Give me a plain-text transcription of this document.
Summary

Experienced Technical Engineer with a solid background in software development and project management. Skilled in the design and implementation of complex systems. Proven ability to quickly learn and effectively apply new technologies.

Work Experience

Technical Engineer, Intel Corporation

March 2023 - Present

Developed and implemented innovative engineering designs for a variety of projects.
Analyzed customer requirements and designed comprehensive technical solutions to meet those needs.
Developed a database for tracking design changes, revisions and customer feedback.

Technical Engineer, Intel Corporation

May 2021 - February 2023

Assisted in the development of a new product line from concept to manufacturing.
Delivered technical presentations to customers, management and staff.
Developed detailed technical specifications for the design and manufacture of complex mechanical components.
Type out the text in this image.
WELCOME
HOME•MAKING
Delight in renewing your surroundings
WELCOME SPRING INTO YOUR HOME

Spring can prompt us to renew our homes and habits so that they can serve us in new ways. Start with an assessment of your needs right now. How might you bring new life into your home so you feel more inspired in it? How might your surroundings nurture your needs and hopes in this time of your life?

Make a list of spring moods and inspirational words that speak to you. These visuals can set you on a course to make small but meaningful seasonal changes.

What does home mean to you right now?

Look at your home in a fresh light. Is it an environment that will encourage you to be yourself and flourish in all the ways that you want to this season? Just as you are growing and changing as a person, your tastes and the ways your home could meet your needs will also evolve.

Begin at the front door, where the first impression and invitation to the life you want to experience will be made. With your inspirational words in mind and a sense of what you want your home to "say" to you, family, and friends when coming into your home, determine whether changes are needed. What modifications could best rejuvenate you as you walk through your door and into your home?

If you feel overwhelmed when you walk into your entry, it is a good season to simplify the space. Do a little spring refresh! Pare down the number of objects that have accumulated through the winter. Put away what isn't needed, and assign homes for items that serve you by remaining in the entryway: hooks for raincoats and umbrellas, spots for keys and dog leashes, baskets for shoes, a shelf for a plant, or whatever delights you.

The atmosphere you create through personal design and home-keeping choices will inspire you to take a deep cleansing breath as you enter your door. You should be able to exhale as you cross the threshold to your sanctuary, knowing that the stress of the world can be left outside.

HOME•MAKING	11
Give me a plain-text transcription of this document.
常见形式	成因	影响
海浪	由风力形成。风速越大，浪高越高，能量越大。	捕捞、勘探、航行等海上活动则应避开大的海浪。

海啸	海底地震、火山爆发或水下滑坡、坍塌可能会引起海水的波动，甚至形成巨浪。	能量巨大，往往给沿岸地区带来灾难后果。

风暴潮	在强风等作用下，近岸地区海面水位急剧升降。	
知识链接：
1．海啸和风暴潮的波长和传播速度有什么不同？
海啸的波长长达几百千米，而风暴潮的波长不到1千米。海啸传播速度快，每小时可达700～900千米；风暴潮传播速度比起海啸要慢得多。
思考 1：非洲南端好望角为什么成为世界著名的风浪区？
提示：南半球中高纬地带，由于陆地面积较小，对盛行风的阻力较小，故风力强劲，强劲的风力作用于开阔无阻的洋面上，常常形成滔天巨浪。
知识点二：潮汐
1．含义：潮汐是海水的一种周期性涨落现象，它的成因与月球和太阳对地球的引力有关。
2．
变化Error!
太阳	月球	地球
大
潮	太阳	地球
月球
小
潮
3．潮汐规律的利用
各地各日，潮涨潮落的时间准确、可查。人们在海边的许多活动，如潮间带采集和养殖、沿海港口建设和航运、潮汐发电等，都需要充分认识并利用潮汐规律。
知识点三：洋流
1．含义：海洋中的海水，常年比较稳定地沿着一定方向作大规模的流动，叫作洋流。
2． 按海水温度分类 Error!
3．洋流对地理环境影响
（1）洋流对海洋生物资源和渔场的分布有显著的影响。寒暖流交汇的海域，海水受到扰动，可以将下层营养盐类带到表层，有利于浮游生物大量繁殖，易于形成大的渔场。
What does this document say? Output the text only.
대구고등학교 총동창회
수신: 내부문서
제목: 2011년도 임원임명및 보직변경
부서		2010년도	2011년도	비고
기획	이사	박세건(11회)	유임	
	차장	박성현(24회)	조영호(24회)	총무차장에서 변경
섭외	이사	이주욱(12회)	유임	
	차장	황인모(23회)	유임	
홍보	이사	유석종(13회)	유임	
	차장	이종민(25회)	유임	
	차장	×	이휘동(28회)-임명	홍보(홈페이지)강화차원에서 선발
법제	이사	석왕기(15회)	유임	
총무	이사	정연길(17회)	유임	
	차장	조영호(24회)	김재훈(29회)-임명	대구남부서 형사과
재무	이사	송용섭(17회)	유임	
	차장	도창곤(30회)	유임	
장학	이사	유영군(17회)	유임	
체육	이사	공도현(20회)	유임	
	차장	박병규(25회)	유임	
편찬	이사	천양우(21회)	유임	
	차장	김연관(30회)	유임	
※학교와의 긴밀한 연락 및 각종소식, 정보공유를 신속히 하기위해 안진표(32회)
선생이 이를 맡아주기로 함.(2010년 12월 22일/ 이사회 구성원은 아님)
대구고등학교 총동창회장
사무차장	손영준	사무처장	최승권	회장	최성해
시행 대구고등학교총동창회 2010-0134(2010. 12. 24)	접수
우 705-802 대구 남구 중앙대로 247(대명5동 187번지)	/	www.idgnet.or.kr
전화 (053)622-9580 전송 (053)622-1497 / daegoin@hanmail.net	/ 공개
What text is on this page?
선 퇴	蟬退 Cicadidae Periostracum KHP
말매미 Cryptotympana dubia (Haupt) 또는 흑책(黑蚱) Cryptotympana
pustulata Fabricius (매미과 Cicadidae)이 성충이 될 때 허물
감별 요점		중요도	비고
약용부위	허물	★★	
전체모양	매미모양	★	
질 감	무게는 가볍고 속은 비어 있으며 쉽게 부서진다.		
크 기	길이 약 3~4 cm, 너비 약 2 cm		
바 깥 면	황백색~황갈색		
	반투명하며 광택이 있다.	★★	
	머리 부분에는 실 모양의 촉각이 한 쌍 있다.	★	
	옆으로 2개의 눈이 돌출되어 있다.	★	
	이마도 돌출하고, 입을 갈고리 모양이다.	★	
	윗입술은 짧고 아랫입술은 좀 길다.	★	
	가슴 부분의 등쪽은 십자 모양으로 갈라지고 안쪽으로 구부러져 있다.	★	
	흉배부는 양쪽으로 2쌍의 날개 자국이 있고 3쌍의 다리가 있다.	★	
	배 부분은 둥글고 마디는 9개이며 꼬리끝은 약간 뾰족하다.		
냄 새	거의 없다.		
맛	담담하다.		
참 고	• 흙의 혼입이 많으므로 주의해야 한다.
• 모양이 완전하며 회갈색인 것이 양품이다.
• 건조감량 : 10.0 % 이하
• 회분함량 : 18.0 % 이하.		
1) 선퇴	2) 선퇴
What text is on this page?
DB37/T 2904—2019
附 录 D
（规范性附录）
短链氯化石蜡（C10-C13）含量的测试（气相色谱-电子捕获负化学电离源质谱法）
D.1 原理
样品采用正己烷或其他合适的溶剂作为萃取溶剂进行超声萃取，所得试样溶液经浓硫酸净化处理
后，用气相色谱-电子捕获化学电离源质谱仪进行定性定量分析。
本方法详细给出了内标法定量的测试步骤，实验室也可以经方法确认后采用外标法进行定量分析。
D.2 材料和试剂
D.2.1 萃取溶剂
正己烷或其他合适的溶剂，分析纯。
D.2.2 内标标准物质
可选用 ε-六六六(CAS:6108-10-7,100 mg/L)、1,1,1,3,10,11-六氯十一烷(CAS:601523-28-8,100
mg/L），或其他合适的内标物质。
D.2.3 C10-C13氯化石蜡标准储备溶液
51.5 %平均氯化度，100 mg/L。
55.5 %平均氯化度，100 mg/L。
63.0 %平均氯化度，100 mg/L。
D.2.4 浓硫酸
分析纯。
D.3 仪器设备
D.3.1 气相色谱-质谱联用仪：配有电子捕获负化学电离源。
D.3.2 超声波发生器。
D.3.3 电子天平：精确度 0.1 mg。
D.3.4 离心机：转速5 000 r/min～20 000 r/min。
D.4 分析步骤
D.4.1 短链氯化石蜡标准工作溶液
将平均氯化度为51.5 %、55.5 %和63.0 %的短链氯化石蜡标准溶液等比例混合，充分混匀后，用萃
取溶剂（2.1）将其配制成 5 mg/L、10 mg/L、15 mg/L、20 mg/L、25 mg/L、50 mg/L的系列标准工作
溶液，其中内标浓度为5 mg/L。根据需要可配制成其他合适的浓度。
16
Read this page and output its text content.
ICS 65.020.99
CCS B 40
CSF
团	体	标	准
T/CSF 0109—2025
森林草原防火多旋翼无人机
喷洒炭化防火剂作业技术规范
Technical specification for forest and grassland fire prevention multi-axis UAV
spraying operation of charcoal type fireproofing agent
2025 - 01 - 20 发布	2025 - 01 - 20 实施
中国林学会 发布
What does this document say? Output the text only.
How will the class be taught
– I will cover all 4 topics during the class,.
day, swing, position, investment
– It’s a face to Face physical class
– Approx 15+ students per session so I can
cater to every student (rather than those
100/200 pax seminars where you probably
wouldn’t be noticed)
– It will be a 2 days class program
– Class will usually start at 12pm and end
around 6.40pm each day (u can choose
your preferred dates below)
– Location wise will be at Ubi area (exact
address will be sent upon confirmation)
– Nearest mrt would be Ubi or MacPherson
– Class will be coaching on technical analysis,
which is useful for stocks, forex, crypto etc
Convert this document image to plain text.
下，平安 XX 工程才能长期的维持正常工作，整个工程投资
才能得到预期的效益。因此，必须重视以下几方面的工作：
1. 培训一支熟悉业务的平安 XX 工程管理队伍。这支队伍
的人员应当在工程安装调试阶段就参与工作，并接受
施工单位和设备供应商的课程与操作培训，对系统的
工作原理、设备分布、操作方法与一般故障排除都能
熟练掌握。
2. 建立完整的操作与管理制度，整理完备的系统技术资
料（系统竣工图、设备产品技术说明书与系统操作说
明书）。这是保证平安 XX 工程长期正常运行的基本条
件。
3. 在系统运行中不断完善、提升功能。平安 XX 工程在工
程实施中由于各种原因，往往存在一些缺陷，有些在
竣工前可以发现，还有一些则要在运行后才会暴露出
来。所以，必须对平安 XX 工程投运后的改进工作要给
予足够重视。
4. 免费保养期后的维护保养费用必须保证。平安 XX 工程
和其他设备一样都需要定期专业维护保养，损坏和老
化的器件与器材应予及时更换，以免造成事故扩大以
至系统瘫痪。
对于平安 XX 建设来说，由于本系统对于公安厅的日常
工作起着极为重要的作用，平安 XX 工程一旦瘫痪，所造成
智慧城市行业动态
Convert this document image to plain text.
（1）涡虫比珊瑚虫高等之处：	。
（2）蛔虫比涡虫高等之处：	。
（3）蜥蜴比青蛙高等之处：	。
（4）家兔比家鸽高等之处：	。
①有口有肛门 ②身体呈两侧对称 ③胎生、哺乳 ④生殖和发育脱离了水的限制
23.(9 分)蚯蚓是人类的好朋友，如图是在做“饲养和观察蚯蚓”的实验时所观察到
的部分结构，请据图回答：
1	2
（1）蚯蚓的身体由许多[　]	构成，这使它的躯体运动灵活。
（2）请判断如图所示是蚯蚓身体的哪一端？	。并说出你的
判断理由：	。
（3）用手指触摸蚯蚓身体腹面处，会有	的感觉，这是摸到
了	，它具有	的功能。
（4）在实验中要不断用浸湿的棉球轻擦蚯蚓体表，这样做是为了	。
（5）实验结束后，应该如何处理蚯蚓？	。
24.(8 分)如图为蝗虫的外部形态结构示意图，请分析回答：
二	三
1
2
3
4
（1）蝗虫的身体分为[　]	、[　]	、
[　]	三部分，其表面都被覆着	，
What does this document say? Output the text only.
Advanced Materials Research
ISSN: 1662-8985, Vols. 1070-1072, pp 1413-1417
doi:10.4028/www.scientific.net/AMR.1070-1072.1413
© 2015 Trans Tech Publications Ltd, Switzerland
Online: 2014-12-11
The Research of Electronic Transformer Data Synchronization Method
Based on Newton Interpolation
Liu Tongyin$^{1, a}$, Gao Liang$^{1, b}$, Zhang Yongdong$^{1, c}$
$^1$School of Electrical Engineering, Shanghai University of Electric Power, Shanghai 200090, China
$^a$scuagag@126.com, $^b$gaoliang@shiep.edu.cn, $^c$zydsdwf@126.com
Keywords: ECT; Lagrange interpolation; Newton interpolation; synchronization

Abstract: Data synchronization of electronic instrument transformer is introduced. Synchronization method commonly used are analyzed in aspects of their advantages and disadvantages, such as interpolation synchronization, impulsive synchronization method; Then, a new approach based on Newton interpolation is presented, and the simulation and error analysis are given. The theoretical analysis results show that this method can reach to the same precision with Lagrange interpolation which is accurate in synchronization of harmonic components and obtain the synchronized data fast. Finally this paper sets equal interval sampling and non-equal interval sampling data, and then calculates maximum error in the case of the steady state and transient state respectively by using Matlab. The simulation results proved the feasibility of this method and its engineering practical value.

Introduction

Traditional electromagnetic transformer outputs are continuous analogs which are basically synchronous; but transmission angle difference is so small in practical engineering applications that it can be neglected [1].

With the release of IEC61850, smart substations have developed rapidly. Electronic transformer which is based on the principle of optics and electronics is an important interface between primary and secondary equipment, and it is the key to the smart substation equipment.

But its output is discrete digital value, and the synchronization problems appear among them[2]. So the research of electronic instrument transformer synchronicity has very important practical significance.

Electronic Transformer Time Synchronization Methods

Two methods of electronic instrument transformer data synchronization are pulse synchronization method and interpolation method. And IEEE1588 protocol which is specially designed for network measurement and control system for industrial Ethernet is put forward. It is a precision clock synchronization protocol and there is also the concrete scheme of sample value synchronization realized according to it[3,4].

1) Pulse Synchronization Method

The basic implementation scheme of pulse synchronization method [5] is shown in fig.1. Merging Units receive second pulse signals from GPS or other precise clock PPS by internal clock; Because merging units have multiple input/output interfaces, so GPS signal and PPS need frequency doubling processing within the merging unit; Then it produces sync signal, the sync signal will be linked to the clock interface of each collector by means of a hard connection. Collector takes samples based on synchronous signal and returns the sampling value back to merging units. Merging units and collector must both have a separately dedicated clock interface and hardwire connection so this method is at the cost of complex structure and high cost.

◆ ◆ ◆ ◆ ◆ ◆ ◆

• **Task to carry out**: Work out the number of lines in this listing that include the word "Cicadidae". Reply with that number only.

• **Result of the exercise**: 2